GIVEN TASK: Rewrite the items below with every "legend-entry" switched to "key-entry" and nothing else changed.

begin DATA RECORDS

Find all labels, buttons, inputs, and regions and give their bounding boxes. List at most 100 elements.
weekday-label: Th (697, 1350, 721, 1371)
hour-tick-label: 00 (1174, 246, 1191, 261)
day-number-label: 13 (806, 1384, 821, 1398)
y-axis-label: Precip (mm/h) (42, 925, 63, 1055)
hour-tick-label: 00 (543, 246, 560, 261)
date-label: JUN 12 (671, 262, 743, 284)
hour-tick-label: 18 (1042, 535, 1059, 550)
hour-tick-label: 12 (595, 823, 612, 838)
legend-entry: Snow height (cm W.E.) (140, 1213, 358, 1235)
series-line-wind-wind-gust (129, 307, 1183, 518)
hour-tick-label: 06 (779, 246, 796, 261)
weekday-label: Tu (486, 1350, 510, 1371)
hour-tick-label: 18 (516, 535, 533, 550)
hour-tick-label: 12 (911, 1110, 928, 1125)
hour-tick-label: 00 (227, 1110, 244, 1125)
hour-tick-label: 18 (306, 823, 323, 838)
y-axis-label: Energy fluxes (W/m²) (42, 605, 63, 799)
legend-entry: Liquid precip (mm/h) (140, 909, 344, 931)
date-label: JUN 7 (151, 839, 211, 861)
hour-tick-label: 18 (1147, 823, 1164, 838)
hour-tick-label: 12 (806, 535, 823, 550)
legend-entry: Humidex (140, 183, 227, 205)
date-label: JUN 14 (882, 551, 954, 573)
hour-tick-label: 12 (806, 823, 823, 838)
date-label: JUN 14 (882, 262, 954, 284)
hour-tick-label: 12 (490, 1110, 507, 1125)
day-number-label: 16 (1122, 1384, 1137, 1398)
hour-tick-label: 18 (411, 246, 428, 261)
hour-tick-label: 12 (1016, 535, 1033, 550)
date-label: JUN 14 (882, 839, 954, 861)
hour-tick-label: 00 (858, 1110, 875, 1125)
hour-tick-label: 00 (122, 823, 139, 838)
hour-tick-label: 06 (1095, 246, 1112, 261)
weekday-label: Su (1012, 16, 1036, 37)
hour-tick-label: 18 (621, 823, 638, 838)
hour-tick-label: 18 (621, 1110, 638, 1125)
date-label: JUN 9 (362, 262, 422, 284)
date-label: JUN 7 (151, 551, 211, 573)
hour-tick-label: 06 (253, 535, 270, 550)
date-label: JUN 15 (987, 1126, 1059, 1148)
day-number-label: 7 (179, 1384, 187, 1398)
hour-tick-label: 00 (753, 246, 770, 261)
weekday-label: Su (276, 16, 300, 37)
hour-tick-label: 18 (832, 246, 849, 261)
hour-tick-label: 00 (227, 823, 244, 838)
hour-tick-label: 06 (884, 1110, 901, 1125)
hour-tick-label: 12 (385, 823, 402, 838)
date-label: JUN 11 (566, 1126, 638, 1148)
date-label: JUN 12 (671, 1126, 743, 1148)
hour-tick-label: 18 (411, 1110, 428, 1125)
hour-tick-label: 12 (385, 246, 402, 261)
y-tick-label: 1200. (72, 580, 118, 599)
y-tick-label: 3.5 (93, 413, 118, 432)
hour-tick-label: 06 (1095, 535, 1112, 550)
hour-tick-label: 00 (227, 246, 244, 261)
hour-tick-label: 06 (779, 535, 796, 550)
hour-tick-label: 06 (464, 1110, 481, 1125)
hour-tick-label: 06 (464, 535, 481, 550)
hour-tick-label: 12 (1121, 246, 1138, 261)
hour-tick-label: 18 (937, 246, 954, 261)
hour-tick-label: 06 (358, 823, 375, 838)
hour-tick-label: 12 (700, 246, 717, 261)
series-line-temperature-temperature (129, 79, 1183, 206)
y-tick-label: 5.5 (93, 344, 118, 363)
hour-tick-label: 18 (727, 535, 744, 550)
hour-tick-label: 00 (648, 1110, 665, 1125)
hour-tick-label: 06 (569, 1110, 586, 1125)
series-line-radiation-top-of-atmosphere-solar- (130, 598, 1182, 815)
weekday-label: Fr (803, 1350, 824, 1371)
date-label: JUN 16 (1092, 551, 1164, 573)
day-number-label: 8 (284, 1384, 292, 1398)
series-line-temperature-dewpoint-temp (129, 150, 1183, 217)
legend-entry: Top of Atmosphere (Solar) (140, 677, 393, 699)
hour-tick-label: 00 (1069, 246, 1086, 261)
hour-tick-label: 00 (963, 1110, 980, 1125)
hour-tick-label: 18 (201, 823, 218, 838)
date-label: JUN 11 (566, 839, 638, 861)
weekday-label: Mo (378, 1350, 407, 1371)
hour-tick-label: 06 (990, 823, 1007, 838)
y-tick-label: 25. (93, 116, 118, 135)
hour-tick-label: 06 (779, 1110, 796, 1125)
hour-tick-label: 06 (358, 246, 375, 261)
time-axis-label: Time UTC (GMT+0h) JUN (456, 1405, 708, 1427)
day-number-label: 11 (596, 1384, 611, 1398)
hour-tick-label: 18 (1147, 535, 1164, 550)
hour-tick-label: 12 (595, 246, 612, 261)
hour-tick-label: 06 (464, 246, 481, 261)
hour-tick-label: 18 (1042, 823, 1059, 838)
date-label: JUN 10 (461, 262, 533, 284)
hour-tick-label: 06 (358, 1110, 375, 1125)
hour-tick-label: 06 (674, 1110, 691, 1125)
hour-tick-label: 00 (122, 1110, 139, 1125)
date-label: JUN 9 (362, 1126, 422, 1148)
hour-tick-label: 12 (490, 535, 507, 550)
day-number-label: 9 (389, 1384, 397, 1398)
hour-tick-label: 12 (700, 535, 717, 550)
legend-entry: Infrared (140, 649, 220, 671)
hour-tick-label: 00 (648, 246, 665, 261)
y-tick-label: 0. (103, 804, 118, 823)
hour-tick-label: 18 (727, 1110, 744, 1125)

end DATA RECORDS

EXERCISE RESULT:
Find all labels, buttons, inputs, and regions and give their bounding boxes. List at most 100 elements.
weekday-label: Th (697, 1350, 721, 1371)
hour-tick-label: 00 (1174, 246, 1191, 261)
day-number-label: 13 (806, 1384, 821, 1398)
y-axis-label: Precip (mm/h) (42, 925, 63, 1055)
hour-tick-label: 00 (543, 246, 560, 261)
date-label: JUN 12 (671, 262, 743, 284)
hour-tick-label: 18 (1042, 535, 1059, 550)
hour-tick-label: 12 (595, 823, 612, 838)
key-entry: Snow height (cm W.E.) (140, 1213, 358, 1235)
series-line-wind-wind-gust (129, 307, 1183, 518)
hour-tick-label: 06 (779, 246, 796, 261)
weekday-label: Tu (486, 1350, 510, 1371)
hour-tick-label: 18 (516, 535, 533, 550)
hour-tick-label: 12 (911, 1110, 928, 1125)
hour-tick-label: 00 (227, 1110, 244, 1125)
hour-tick-label: 18 (306, 823, 323, 838)
y-axis-label: Energy fluxes (W/m²) (42, 605, 63, 799)
key-entry: Liquid precip (mm/h) (140, 909, 344, 931)
date-label: JUN 7 (151, 839, 211, 861)
hour-tick-label: 18 (1147, 823, 1164, 838)
hour-tick-label: 12 (806, 535, 823, 550)
key-entry: Humidex (140, 183, 227, 205)
date-label: JUN 14 (882, 551, 954, 573)
hour-tick-label: 12 (806, 823, 823, 838)
date-label: JUN 14 (882, 262, 954, 284)
hour-tick-label: 12 (490, 1110, 507, 1125)
day-number-label: 16 (1122, 1384, 1137, 1398)
hour-tick-label: 18 (411, 246, 428, 261)
hour-tick-label: 12 (1016, 535, 1033, 550)
date-label: JUN 14 (882, 839, 954, 861)
hour-tick-label: 00 (858, 1110, 875, 1125)
hour-tick-label: 00 (122, 823, 139, 838)
hour-tick-label: 06 (1095, 246, 1112, 261)
weekday-label: Su (1012, 16, 1036, 37)
hour-tick-label: 18 (621, 823, 638, 838)
hour-tick-label: 18 (621, 1110, 638, 1125)
date-label: JUN 9 (362, 262, 422, 284)
date-label: JUN 7 (151, 551, 211, 573)
hour-tick-label: 06 (253, 535, 270, 550)
date-label: JUN 15 (987, 1126, 1059, 1148)
day-number-label: 7 (179, 1384, 187, 1398)
hour-tick-label: 00 (753, 246, 770, 261)
weekday-label: Su (276, 16, 300, 37)
hour-tick-label: 18 (832, 246, 849, 261)
hour-tick-label: 00 (227, 823, 244, 838)
hour-tick-label: 06 (884, 1110, 901, 1125)
hour-tick-label: 12 (385, 823, 402, 838)
date-label: JUN 11 (566, 1126, 638, 1148)
date-label: JUN 12 (671, 1126, 743, 1148)
hour-tick-label: 18 (411, 1110, 428, 1125)
hour-tick-label: 12 (385, 246, 402, 261)
y-tick-label: 1200. (72, 580, 118, 599)
y-tick-label: 3.5 (93, 413, 118, 432)
hour-tick-label: 06 (1095, 535, 1112, 550)
hour-tick-label: 00 (227, 246, 244, 261)
hour-tick-label: 06 (779, 535, 796, 550)
hour-tick-label: 06 (464, 1110, 481, 1125)
hour-tick-label: 06 (464, 535, 481, 550)
hour-tick-label: 12 (1121, 246, 1138, 261)
hour-tick-label: 18 (937, 246, 954, 261)
hour-tick-label: 06 (358, 823, 375, 838)
hour-tick-label: 12 (700, 246, 717, 261)
series-line-temperature-temperature (129, 79, 1183, 206)
y-tick-label: 5.5 (93, 344, 118, 363)
hour-tick-label: 18 (727, 535, 744, 550)
hour-tick-label: 00 (648, 1110, 665, 1125)
hour-tick-label: 06 (569, 1110, 586, 1125)
series-line-radiation-top-of-atmosphere-solar- (130, 598, 1182, 815)
weekday-label: Fr (803, 1350, 824, 1371)
date-label: JUN 16 (1092, 551, 1164, 573)
day-number-label: 8 (284, 1384, 292, 1398)
series-line-temperature-dewpoint-temp (129, 150, 1183, 217)
key-entry: Top of Atmosphere (Solar) (140, 677, 393, 699)
hour-tick-label: 00 (1069, 246, 1086, 261)
hour-tick-label: 00 (963, 1110, 980, 1125)
hour-tick-label: 18 (201, 823, 218, 838)
date-label: JUN 11 (566, 839, 638, 861)
weekday-label: Mo (378, 1350, 407, 1371)
hour-tick-label: 06 (990, 823, 1007, 838)
y-tick-label: 25. (93, 116, 118, 135)
hour-tick-label: 06 (779, 1110, 796, 1125)
hour-tick-label: 06 (358, 246, 375, 261)
time-axis-label: Time UTC (GMT+0h) JUN (456, 1405, 708, 1427)
day-number-label: 11 (596, 1384, 611, 1398)
hour-tick-label: 18 (1147, 535, 1164, 550)
hour-tick-label: 12 (595, 246, 612, 261)
hour-tick-label: 06 (464, 246, 481, 261)
hour-tick-label: 18 (1042, 823, 1059, 838)
date-label: JUN 10 (461, 262, 533, 284)
hour-tick-label: 06 (358, 1110, 375, 1125)
hour-tick-label: 06 (674, 1110, 691, 1125)
hour-tick-label: 00 (122, 1110, 139, 1125)
date-label: JUN 9 (362, 1126, 422, 1148)
hour-tick-label: 12 (490, 535, 507, 550)
day-number-label: 9 (389, 1384, 397, 1398)
hour-tick-label: 12 (700, 535, 717, 550)
key-entry: Infrared (140, 649, 220, 671)
hour-tick-label: 00 (648, 246, 665, 261)
y-tick-label: 0. (103, 804, 118, 823)
hour-tick-label: 18 (727, 1110, 744, 1125)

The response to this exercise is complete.